§ EXERCISE AIM
Repeat, exactly and completely, the entries shown underneath.

── MATERIAL TO PROCESS ──

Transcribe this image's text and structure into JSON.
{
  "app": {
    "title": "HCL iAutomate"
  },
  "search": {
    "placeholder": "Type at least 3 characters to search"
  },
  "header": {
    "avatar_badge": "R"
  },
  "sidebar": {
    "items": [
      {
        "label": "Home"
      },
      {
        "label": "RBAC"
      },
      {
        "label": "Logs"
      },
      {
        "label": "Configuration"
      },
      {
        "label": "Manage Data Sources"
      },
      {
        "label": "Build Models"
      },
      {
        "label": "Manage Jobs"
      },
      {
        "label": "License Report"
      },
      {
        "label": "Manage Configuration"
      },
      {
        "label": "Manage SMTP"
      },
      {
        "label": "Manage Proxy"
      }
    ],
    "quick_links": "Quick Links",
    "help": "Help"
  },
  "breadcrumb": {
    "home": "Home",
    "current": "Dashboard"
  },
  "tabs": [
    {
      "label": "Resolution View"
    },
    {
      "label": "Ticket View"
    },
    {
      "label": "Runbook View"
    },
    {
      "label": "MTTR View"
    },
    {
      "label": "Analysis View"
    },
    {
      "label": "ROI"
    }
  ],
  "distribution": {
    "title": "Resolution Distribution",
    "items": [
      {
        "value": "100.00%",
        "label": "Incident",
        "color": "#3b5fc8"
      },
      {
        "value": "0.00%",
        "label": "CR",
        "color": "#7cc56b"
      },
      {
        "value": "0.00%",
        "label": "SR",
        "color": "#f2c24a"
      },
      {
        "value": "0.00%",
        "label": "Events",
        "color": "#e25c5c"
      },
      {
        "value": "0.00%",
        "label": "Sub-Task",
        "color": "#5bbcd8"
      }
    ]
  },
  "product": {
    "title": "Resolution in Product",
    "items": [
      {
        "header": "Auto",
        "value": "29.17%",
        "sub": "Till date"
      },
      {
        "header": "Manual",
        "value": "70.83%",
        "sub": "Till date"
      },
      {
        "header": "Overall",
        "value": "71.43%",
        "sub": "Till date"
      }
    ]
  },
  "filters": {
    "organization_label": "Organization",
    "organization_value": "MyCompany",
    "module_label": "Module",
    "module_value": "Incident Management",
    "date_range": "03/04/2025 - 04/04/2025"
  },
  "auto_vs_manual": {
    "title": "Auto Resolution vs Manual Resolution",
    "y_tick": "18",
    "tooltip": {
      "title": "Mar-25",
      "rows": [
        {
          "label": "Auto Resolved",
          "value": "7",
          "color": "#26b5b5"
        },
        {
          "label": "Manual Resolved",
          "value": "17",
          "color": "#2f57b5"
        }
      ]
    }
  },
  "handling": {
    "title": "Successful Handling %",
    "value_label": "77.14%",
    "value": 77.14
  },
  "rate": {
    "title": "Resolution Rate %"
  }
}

───

§ ANSWER
Transcribe this image's text and structure into JSON.
{
  "app": {
    "title": "HCL iAutomate"
  },
  "search": {
    "placeholder": "Type at least 3 characters to search"
  },
  "header": {
    "avatar_badge": "R"
  },
  "sidebar": {
    "items": [
      {
        "label": "Home"
      },
      {
        "label": "RBAC"
      },
      {
        "label": "Logs"
      },
      {
        "label": "Configuration"
      },
      {
        "label": "Manage Data Sources"
      },
      {
        "label": "Build Models"
      },
      {
        "label": "Manage Jobs"
      },
      {
        "label": "License Report"
      },
      {
        "label": "Manage Configuration"
      },
      {
        "label": "Manage SMTP"
      },
      {
        "label": "Manage Proxy"
      }
    ],
    "quick_links": "Quick Links",
    "help": "Help"
  },
  "breadcrumb": {
    "home": "Home",
    "current": "Dashboard"
  },
  "tabs": [
    {
      "label": "Resolution View"
    },
    {
      "label": "Ticket View"
    },
    {
      "label": "Runbook View"
    },
    {
      "label": "MTTR View"
    },
    {
      "label": "Analysis View"
    },
    {
      "label": "ROI"
    }
  ],
  "distribution": {
    "title": "Resolution Distribution",
    "items": [
      {
        "value": "100.00%",
        "label": "Incident",
        "color": "#3b5fc8"
      },
      {
        "value": "0.00%",
        "label": "CR",
        "color": "#7cc56b"
      },
      {
        "value": "0.00%",
        "label": "SR",
        "color": "#f2c24a"
      },
      {
        "value": "0.00%",
        "label": "Events",
        "color": "#e25c5c"
      },
      {
        "value": "0.00%",
        "label": "Sub-Task",
        "color": "#5bbcd8"
      }
    ]
  },
  "product": {
    "title": "Resolution in Product",
    "items": [
      {
        "header": "Auto",
        "value": "29.17%",
        "sub": "Till date"
      },
      {
        "header": "Manual",
        "value": "70.83%",
        "sub": "Till date"
      },
      {
        "header": "Overall",
        "value": "71.43%",
        "sub": "Till date"
      }
    ]
  },
  "filters": {
    "organization_label": "Organization",
    "organization_value": "MyCompany",
    "module_label": "Module",
    "module_value": "Incident Management",
    "date_range": "03/04/2025 - 04/04/2025"
  },
  "auto_vs_manual": {
    "title": "Auto Resolution vs Manual Resolution",
    "y_tick": "18",
    "tooltip": {
      "title": "Mar-25",
      "rows": [
        {
          "label": "Auto Resolved",
          "value": "7",
          "color": "#26b5b5"
        },
        {
          "label": "Manual Resolved",
          "value": "17",
          "color": "#2f57b5"
        }
      ]
    }
  },
  "handling": {
    "title": "Successful Handling %",
    "value_label": "77.14%",
    "value": 77.14
  },
  "rate": {
    "title": "Resolution Rate %"
  }
}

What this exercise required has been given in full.